#### [PROBLEM DESCRIPTION]
Gather every line below where "superscript" appears.

#### [Source data]
------------
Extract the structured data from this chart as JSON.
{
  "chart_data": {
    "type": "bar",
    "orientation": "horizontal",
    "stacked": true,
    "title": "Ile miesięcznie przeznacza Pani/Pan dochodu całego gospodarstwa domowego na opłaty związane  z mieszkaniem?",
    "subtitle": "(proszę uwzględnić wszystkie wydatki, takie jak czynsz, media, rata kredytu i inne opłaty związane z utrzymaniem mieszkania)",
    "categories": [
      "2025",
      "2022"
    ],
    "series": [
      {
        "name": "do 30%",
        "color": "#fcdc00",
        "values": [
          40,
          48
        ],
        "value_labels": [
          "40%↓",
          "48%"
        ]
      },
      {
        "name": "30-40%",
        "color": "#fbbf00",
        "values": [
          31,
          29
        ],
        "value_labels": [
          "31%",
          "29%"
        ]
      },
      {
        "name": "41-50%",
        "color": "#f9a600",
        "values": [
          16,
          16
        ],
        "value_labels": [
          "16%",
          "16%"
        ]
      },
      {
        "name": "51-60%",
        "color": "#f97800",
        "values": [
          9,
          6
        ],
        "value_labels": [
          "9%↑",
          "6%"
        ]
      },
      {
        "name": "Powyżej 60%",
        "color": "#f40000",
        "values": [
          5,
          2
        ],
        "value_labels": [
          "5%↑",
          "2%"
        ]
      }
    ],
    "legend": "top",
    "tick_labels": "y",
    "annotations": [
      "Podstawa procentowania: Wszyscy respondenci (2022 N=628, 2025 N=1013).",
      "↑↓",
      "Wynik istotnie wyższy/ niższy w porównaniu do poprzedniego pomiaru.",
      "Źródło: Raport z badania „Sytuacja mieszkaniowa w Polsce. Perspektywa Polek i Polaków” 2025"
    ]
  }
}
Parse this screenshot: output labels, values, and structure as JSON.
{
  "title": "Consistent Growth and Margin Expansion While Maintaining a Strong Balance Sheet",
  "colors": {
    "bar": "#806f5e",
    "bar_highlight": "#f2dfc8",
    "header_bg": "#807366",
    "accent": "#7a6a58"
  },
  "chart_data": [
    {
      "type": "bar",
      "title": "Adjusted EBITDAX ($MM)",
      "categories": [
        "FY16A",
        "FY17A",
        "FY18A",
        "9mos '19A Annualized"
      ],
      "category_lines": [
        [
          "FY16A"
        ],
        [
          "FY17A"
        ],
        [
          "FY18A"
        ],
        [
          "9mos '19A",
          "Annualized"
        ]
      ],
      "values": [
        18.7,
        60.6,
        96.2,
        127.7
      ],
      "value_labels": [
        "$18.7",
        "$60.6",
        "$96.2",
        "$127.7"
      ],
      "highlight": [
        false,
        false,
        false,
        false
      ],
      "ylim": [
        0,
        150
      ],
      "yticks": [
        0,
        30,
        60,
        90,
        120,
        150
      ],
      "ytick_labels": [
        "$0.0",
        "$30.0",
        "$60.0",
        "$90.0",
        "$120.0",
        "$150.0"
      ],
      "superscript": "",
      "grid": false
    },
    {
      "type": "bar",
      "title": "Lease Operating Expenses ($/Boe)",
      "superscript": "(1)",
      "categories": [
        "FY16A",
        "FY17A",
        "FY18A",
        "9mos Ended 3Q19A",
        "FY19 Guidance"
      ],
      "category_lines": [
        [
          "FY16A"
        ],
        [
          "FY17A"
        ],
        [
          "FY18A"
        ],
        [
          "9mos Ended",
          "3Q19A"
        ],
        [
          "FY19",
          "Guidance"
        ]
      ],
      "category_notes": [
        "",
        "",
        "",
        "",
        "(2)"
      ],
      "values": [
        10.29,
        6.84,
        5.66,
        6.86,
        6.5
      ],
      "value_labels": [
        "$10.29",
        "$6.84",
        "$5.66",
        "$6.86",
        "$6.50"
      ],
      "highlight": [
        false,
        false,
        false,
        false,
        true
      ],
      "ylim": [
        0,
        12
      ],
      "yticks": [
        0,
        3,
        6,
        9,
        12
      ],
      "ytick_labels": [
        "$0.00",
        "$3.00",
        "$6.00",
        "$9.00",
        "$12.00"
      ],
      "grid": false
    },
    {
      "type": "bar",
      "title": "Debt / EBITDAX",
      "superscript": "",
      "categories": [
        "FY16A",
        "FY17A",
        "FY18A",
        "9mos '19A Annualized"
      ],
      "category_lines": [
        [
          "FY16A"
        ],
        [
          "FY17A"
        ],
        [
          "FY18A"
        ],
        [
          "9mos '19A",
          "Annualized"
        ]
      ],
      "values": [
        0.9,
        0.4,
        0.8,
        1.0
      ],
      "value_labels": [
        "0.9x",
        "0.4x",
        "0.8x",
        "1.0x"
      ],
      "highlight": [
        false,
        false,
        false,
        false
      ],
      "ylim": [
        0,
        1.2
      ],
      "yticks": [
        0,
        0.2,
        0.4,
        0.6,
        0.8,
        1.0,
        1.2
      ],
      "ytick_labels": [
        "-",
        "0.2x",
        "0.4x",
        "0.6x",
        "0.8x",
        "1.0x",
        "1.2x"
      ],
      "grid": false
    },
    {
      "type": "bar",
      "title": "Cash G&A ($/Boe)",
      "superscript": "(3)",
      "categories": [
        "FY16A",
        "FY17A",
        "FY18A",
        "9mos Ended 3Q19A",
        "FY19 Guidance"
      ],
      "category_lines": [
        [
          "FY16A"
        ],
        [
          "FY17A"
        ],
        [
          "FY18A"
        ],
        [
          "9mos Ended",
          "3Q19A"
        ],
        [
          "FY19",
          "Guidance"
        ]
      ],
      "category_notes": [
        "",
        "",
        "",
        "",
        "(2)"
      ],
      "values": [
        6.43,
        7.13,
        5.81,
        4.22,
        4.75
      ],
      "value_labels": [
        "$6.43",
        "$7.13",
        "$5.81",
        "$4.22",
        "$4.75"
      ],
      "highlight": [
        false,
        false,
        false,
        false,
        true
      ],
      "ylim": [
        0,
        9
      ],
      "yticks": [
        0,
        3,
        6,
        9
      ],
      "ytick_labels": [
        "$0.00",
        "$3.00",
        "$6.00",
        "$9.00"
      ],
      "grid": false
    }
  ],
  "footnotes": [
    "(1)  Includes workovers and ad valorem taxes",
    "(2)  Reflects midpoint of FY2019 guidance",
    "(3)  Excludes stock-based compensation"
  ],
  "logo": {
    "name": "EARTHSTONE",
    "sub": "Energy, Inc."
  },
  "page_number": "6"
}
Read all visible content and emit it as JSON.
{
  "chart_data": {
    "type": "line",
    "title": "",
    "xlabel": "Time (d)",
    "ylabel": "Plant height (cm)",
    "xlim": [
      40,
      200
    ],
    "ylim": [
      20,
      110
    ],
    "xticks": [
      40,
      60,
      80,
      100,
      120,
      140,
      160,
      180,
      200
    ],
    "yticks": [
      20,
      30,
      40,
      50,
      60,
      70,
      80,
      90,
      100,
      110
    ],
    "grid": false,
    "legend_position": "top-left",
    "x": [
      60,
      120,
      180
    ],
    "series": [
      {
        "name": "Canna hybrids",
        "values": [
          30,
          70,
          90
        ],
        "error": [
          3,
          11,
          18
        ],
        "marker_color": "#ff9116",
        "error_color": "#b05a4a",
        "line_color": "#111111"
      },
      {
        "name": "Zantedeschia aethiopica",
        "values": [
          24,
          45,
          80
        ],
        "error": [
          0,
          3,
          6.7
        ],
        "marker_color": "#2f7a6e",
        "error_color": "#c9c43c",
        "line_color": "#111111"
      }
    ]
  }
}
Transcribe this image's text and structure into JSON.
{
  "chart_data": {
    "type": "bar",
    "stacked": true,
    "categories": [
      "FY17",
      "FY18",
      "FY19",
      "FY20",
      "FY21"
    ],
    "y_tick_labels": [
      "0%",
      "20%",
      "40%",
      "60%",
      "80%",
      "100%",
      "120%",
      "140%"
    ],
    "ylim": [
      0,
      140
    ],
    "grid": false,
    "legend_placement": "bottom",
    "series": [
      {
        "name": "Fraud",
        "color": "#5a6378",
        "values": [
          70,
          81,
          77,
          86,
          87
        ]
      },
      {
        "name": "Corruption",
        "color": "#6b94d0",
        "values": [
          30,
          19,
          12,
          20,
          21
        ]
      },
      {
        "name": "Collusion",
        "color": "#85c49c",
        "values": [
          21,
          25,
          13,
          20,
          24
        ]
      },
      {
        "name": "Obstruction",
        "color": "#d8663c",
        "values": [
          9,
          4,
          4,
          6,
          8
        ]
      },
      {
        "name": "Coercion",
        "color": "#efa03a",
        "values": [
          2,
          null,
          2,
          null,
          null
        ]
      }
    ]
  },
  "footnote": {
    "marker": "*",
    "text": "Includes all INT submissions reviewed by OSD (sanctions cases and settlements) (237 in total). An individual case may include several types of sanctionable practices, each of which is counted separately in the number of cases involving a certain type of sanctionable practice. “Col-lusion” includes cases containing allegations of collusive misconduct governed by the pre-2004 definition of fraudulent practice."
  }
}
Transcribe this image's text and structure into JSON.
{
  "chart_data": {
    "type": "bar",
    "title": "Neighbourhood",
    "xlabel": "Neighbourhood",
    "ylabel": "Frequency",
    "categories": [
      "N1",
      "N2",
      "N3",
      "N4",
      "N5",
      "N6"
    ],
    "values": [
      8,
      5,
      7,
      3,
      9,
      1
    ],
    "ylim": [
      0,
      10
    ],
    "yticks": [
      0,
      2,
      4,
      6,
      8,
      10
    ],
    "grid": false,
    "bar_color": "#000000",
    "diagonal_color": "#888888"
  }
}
------------
#### [FINISHED EXERCISE]
      "superscript": "",
      "superscript": "(1)",
      "superscript": "",
      "superscript": "(3)",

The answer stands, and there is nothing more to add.